Artigo:

──────────

A alma não tem o seu lugar no pensamento metafísico. É a própria realidade e só as figuras típicas que encarnam a atitude dum povo podem exprimir o que é a alma.

É muito diferente conhecer um país como itinerário, com a consulta académica dos seus livros, e conhecê-lo de maneira quotidiana, natural e familiar. Eu conheci o Brasil assim, antes de cruzar as suas portas com o passaporte na mão. Meu pai, que foi homem rico e proprietário de boa parte da Rua do Ouvidor, no Rio, sentava-se à mesa tarde, como fazem os boémios, trazendo com eles um sorriso enigmático. Era feito de lembranças de tertúlias e de pactos. Era um homem afável e perigoso. Sempre exerceu em mim uma fascinação reservada. Eu invejava-lhe a vida passada, invejava-lhe o Brasil que ele tinha nas veias como se fosse parente de sangue. Às vezes falava do Brasil urbano onde ele viveu vinte e cinco anos. E eu ouvia, com essa incredulidade dos que adivinham a experiência que nos foge pelos abismos do tempo. Era um cavalheiro com as mulheres, o que os europeus não são e creio que não foram nunca porque julgam as mulheres, e julgar é uma forma de desamor, de perfídia, se quiserem. A consciência moderna é sobretudo crítica, o que quer dizer que aborrece a fé. Está voltada para poderes supostamente mais elevados como a ciência. Mas o Brasil, que não teve Freud como tutela, escapa às contradições da agitação terrena e deixa que o divino coexista e trabalhe com os homens. A incapacidade de Freud para compreender a linguagem religiosa fez da cultura europeia um lugar árido, ainda que cultivado, como certos jardins franceses em que prevalece a geometria e onde não crescem flores.

──────────

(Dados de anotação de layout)
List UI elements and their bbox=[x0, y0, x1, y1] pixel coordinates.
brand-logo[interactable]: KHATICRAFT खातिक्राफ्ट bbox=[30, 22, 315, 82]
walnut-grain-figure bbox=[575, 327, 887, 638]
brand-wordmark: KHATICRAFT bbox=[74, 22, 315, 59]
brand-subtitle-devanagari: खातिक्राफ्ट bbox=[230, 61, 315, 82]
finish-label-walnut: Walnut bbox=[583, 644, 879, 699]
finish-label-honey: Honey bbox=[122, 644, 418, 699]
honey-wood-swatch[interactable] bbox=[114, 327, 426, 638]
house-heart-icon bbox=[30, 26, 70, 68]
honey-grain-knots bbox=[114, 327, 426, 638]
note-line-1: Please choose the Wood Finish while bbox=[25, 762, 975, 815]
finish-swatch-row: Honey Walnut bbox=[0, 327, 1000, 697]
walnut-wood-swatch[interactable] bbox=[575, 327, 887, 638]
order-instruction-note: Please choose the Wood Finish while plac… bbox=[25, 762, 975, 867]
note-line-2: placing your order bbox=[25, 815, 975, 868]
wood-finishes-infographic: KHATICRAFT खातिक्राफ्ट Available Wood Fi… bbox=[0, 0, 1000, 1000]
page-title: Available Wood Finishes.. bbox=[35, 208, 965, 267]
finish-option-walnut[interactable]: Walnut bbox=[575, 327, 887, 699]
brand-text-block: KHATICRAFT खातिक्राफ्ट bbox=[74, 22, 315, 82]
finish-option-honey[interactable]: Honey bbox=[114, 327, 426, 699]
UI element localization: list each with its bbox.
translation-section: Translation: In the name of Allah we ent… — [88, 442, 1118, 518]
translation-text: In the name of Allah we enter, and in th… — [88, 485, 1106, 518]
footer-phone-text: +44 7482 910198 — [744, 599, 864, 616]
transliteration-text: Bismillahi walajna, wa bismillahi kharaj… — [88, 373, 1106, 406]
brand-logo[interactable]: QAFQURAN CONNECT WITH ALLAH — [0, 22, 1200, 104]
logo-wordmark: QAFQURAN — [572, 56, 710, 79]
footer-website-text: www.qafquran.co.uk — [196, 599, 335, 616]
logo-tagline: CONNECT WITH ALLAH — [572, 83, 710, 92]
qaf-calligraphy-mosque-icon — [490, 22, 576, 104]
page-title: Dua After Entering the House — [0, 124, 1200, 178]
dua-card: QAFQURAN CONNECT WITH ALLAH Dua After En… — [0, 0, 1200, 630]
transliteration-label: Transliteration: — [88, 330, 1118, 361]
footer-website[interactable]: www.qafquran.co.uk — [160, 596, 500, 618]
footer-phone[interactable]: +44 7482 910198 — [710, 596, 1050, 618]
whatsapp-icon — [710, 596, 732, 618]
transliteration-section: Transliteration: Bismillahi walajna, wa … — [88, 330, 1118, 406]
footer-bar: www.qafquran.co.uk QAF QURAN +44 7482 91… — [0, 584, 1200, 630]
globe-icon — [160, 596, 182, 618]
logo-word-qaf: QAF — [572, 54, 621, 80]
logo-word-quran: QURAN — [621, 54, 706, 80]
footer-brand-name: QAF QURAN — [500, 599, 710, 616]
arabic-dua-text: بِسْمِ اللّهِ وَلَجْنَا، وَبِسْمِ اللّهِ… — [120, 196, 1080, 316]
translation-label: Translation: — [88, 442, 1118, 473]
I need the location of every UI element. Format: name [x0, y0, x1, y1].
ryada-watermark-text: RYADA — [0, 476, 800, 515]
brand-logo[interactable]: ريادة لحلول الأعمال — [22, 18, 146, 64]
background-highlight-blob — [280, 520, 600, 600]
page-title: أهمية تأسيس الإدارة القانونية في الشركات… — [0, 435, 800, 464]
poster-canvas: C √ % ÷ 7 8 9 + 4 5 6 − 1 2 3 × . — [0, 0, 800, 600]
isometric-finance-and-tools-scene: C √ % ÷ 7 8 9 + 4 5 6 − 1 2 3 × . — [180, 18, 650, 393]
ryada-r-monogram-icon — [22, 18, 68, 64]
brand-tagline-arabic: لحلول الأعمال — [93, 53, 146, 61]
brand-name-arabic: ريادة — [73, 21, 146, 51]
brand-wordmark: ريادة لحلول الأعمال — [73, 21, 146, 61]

──────────

Exercícios:
a - Segundo o artigo, durante quantos anos viveu o pai de quem narra no Brasil urbano?
b - Localize nos registos todas as linhas que contêm a palavra "wordmark" e transcreva-as, tendo em conta a distinção entre maiúsculas e minúsculas.

Exercícios resolvidos:
a - Vinte e cinco anos.

b -
brand-wordmark: KHATICRAFT bbox=[74, 22, 315, 59]
logo-wordmark: QAFQURAN — [572, 56, 710, 79]
brand-wordmark: ريادة لحلول الأعمال — [73, 21, 146, 61]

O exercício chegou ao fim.